▸ **STATED EXERCISE**: Wherever "name" appears in a line, list that line.
**********
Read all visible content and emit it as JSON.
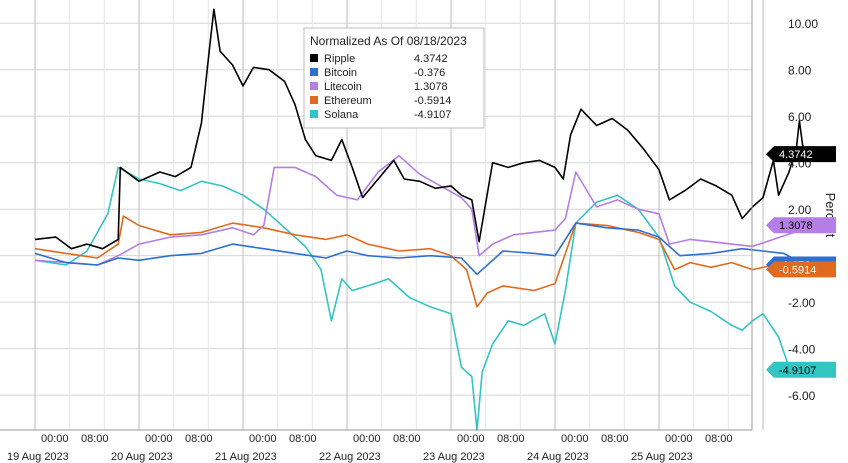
{
  "chart_data": {
    "type": "line",
    "legend": {
      "title": "Normalized As Of 08/18/2023",
      "placement": "top-center"
    },
    "ylabel": "Percent",
    "ylim": [
      -7.5,
      11
    ],
    "yticks": [
      -6,
      -4,
      -2,
      2,
      4,
      6,
      8,
      10
    ],
    "ytick_labels": [
      "-6.00",
      "-4.00",
      "-2.00",
      "2.00",
      "4.00",
      "6.00",
      "8.00",
      "10.00"
    ],
    "grid": true,
    "day_labels": [
      "19 Aug 2023",
      "20 Aug 2023",
      "21 Aug 2023",
      "22 Aug 2023",
      "23 Aug 2023",
      "24 Aug 2023",
      "25 Aug 2023"
    ],
    "time_labels": [
      "00:00",
      "08:00"
    ],
    "x_unit": "days from 00:00 19 Aug 2023",
    "series": [
      {
        "name": "Ripple",
        "color": "#000000",
        "last_value": "4.3742",
        "badge_text_color": "#ffffff",
        "points": [
          [
            0,
            0.7
          ],
          [
            0.2,
            0.8
          ],
          [
            0.35,
            0.3
          ],
          [
            0.5,
            0.5
          ],
          [
            0.65,
            0.3
          ],
          [
            0.8,
            0.7
          ],
          [
            0.82,
            3.8
          ],
          [
            1.0,
            3.2
          ],
          [
            1.2,
            3.6
          ],
          [
            1.35,
            3.4
          ],
          [
            1.5,
            3.8
          ],
          [
            1.6,
            5.7
          ],
          [
            1.68,
            9.0
          ],
          [
            1.72,
            10.6
          ],
          [
            1.78,
            8.8
          ],
          [
            1.9,
            8.2
          ],
          [
            2.0,
            7.3
          ],
          [
            2.1,
            8.1
          ],
          [
            2.25,
            8.0
          ],
          [
            2.4,
            7.5
          ],
          [
            2.5,
            6.5
          ],
          [
            2.6,
            5.0
          ],
          [
            2.7,
            4.3
          ],
          [
            2.85,
            4.1
          ],
          [
            2.95,
            5.0
          ],
          [
            3.05,
            3.8
          ],
          [
            3.15,
            2.5
          ],
          [
            3.3,
            3.3
          ],
          [
            3.45,
            4.1
          ],
          [
            3.55,
            3.3
          ],
          [
            3.7,
            3.2
          ],
          [
            3.85,
            2.9
          ],
          [
            4.0,
            3.0
          ],
          [
            4.1,
            2.6
          ],
          [
            4.2,
            2.4
          ],
          [
            4.27,
            0.6
          ],
          [
            4.4,
            4.0
          ],
          [
            4.55,
            3.8
          ],
          [
            4.7,
            4.0
          ],
          [
            4.85,
            4.1
          ],
          [
            5.0,
            3.8
          ],
          [
            5.08,
            3.3
          ],
          [
            5.15,
            5.2
          ],
          [
            5.25,
            6.3
          ],
          [
            5.4,
            5.6
          ],
          [
            5.55,
            5.9
          ],
          [
            5.7,
            5.4
          ],
          [
            5.85,
            4.6
          ],
          [
            6.0,
            3.7
          ],
          [
            6.1,
            2.4
          ],
          [
            6.25,
            2.8
          ],
          [
            6.4,
            3.3
          ],
          [
            6.55,
            3.0
          ],
          [
            6.7,
            2.6
          ],
          [
            6.8,
            1.6
          ],
          [
            6.9,
            2.1
          ],
          [
            7.0,
            2.5
          ],
          [
            7.1,
            4.1
          ],
          [
            7.15,
            2.6
          ],
          [
            7.25,
            3.6
          ],
          [
            7.32,
            4.6
          ],
          [
            7.35,
            5.8
          ],
          [
            7.38,
            4.8
          ],
          [
            7.4,
            4.37
          ]
        ]
      },
      {
        "name": "Bitcoin",
        "color": "#2f6fcf",
        "last_value": "-0.376",
        "badge_text_color": "#ffffff",
        "points": [
          [
            0,
            0.1
          ],
          [
            0.3,
            -0.3
          ],
          [
            0.6,
            -0.4
          ],
          [
            0.8,
            -0.1
          ],
          [
            1.0,
            -0.2
          ],
          [
            1.3,
            0.0
          ],
          [
            1.6,
            0.1
          ],
          [
            1.9,
            0.5
          ],
          [
            2.2,
            0.3
          ],
          [
            2.5,
            0.1
          ],
          [
            2.8,
            -0.1
          ],
          [
            3.0,
            0.2
          ],
          [
            3.2,
            0.0
          ],
          [
            3.5,
            -0.1
          ],
          [
            3.8,
            0.0
          ],
          [
            4.1,
            -0.1
          ],
          [
            4.25,
            -0.8
          ],
          [
            4.5,
            0.2
          ],
          [
            4.8,
            0.1
          ],
          [
            5.0,
            0.0
          ],
          [
            5.2,
            1.4
          ],
          [
            5.5,
            1.2
          ],
          [
            5.8,
            1.1
          ],
          [
            6.0,
            0.8
          ],
          [
            6.2,
            0.0
          ],
          [
            6.5,
            0.1
          ],
          [
            6.8,
            0.3
          ],
          [
            7.0,
            0.2
          ],
          [
            7.2,
            0.1
          ],
          [
            7.4,
            -0.38
          ]
        ]
      },
      {
        "name": "Litecoin",
        "color": "#b57ee6",
        "last_value": "1.3078",
        "badge_text_color": "#000000",
        "points": [
          [
            0,
            -0.2
          ],
          [
            0.3,
            -0.3
          ],
          [
            0.6,
            -0.4
          ],
          [
            0.8,
            0.0
          ],
          [
            1.0,
            0.5
          ],
          [
            1.3,
            0.8
          ],
          [
            1.6,
            0.9
          ],
          [
            1.9,
            1.2
          ],
          [
            2.1,
            0.9
          ],
          [
            2.2,
            1.3
          ],
          [
            2.3,
            3.8
          ],
          [
            2.5,
            3.8
          ],
          [
            2.7,
            3.4
          ],
          [
            2.9,
            2.6
          ],
          [
            3.1,
            2.4
          ],
          [
            3.3,
            3.6
          ],
          [
            3.5,
            4.3
          ],
          [
            3.7,
            3.5
          ],
          [
            3.9,
            3.0
          ],
          [
            4.1,
            2.5
          ],
          [
            4.2,
            2.0
          ],
          [
            4.27,
            0.0
          ],
          [
            4.4,
            0.5
          ],
          [
            4.6,
            0.9
          ],
          [
            4.8,
            1.0
          ],
          [
            5.0,
            1.1
          ],
          [
            5.1,
            1.6
          ],
          [
            5.2,
            3.6
          ],
          [
            5.4,
            2.1
          ],
          [
            5.6,
            2.4
          ],
          [
            5.8,
            2.0
          ],
          [
            6.0,
            1.8
          ],
          [
            6.1,
            0.5
          ],
          [
            6.3,
            0.7
          ],
          [
            6.5,
            0.6
          ],
          [
            6.7,
            0.5
          ],
          [
            6.9,
            0.4
          ],
          [
            7.1,
            0.7
          ],
          [
            7.3,
            1.0
          ],
          [
            7.4,
            1.31
          ]
        ]
      },
      {
        "name": "Ethereum",
        "color": "#e06a1e",
        "last_value": "-0.5914",
        "badge_text_color": "#ffffff",
        "points": [
          [
            0,
            0.3
          ],
          [
            0.3,
            0.1
          ],
          [
            0.6,
            -0.1
          ],
          [
            0.8,
            0.5
          ],
          [
            0.85,
            1.7
          ],
          [
            1.0,
            1.3
          ],
          [
            1.3,
            0.9
          ],
          [
            1.6,
            1.0
          ],
          [
            1.9,
            1.4
          ],
          [
            2.2,
            1.2
          ],
          [
            2.5,
            0.9
          ],
          [
            2.8,
            0.7
          ],
          [
            3.0,
            0.9
          ],
          [
            3.2,
            0.5
          ],
          [
            3.5,
            0.2
          ],
          [
            3.8,
            0.3
          ],
          [
            4.0,
            0.0
          ],
          [
            4.15,
            -0.6
          ],
          [
            4.25,
            -2.2
          ],
          [
            4.35,
            -1.6
          ],
          [
            4.5,
            -1.3
          ],
          [
            4.8,
            -1.5
          ],
          [
            5.0,
            -1.2
          ],
          [
            5.2,
            1.4
          ],
          [
            5.5,
            1.3
          ],
          [
            5.8,
            1.0
          ],
          [
            6.0,
            0.7
          ],
          [
            6.15,
            -0.6
          ],
          [
            6.3,
            -0.3
          ],
          [
            6.5,
            -0.5
          ],
          [
            6.7,
            -0.3
          ],
          [
            6.9,
            -0.6
          ],
          [
            7.1,
            -0.4
          ],
          [
            7.25,
            -0.9
          ],
          [
            7.4,
            -0.59
          ]
        ]
      },
      {
        "name": "Solana",
        "color": "#33c4c4",
        "last_value": "-4.9107",
        "badge_text_color": "#000000",
        "points": [
          [
            0,
            -0.2
          ],
          [
            0.3,
            -0.4
          ],
          [
            0.5,
            0.2
          ],
          [
            0.7,
            1.8
          ],
          [
            0.8,
            3.8
          ],
          [
            1.0,
            3.3
          ],
          [
            1.2,
            3.1
          ],
          [
            1.4,
            2.8
          ],
          [
            1.6,
            3.2
          ],
          [
            1.8,
            3.0
          ],
          [
            2.0,
            2.6
          ],
          [
            2.2,
            2.0
          ],
          [
            2.4,
            1.2
          ],
          [
            2.6,
            0.4
          ],
          [
            2.75,
            -0.6
          ],
          [
            2.85,
            -2.8
          ],
          [
            2.95,
            -1.0
          ],
          [
            3.05,
            -1.5
          ],
          [
            3.2,
            -1.3
          ],
          [
            3.4,
            -1.0
          ],
          [
            3.6,
            -1.8
          ],
          [
            3.8,
            -2.2
          ],
          [
            4.0,
            -2.5
          ],
          [
            4.1,
            -4.8
          ],
          [
            4.2,
            -5.2
          ],
          [
            4.25,
            -7.5
          ],
          [
            4.3,
            -5.0
          ],
          [
            4.4,
            -3.8
          ],
          [
            4.55,
            -2.8
          ],
          [
            4.7,
            -3.0
          ],
          [
            4.9,
            -2.5
          ],
          [
            5.0,
            -3.8
          ],
          [
            5.1,
            -1.5
          ],
          [
            5.2,
            1.4
          ],
          [
            5.4,
            2.3
          ],
          [
            5.6,
            2.6
          ],
          [
            5.8,
            2.0
          ],
          [
            6.0,
            0.8
          ],
          [
            6.15,
            -1.3
          ],
          [
            6.3,
            -2.0
          ],
          [
            6.5,
            -2.4
          ],
          [
            6.7,
            -3.0
          ],
          [
            6.8,
            -3.2
          ],
          [
            6.9,
            -2.8
          ],
          [
            7.0,
            -2.5
          ],
          [
            7.15,
            -3.5
          ],
          [
            7.25,
            -4.8
          ],
          [
            7.35,
            -5.1
          ],
          [
            7.4,
            -4.91
          ]
        ]
      }
    ]
  }
}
**********
▸ **THE RESULT**:
        "name": "Ripple",
        "name": "Bitcoin",
        "name": "Litecoin",
        "name": "Ethereum",
        "name": "Solana",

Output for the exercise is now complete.